- _Record excerpts_:

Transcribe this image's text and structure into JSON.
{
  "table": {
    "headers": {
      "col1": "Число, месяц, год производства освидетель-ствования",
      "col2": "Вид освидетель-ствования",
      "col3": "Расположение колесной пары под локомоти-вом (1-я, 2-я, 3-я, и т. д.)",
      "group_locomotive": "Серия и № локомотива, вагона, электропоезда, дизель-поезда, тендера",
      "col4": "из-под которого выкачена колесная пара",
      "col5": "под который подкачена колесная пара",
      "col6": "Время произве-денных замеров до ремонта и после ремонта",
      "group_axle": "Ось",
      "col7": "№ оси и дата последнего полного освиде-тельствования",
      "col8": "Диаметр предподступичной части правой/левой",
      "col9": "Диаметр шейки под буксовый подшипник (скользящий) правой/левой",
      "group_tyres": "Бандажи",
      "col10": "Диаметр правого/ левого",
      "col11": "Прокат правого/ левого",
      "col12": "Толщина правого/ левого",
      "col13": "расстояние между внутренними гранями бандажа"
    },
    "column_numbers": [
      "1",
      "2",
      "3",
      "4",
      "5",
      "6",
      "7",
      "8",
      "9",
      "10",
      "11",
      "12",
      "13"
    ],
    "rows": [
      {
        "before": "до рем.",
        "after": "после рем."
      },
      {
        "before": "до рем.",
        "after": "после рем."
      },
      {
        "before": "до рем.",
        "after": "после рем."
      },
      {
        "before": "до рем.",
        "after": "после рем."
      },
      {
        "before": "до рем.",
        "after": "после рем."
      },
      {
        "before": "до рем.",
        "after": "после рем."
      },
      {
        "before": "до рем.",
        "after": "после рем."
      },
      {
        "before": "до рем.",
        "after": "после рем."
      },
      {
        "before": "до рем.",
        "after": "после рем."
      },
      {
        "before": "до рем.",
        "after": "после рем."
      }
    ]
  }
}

- _Task goal_:
Write the listing out again, exactly as shown above.

- _Solved exercise_:
Transcribe this image's text and structure into JSON.
{
  "table": {
    "headers": {
      "col1": "Число, месяц, год производства освидетель-ствования",
      "col2": "Вид освидетель-ствования",
      "col3": "Расположение колесной пары под локомоти-вом (1-я, 2-я, 3-я, и т. д.)",
      "group_locomotive": "Серия и № локомотива, вагона, электропоезда, дизель-поезда, тендера",
      "col4": "из-под которого выкачена колесная пара",
      "col5": "под который подкачена колесная пара",
      "col6": "Время произве-денных замеров до ремонта и после ремонта",
      "group_axle": "Ось",
      "col7": "№ оси и дата последнего полного освиде-тельствования",
      "col8": "Диаметр предподступичной части правой/левой",
      "col9": "Диаметр шейки под буксовый подшипник (скользящий) правой/левой",
      "group_tyres": "Бандажи",
      "col10": "Диаметр правого/ левого",
      "col11": "Прокат правого/ левого",
      "col12": "Толщина правого/ левого",
      "col13": "расстояние между внутренними гранями бандажа"
    },
    "column_numbers": [
      "1",
      "2",
      "3",
      "4",
      "5",
      "6",
      "7",
      "8",
      "9",
      "10",
      "11",
      "12",
      "13"
    ],
    "rows": [
      {
        "before": "до рем.",
        "after": "после рем."
      },
      {
        "before": "до рем.",
        "after": "после рем."
      },
      {
        "before": "до рем.",
        "after": "после рем."
      },
      {
        "before": "до рем.",
        "after": "после рем."
      },
      {
        "before": "до рем.",
        "after": "после рем."
      },
      {
        "before": "до рем.",
        "after": "после рем."
      },
      {
        "before": "до рем.",
        "after": "после рем."
      },
      {
        "before": "до рем.",
        "after": "после рем."
      },
      {
        "before": "до рем.",
        "after": "после рем."
      },
      {
        "before": "до рем.",
        "after": "после рем."
      }
    ]
  }
}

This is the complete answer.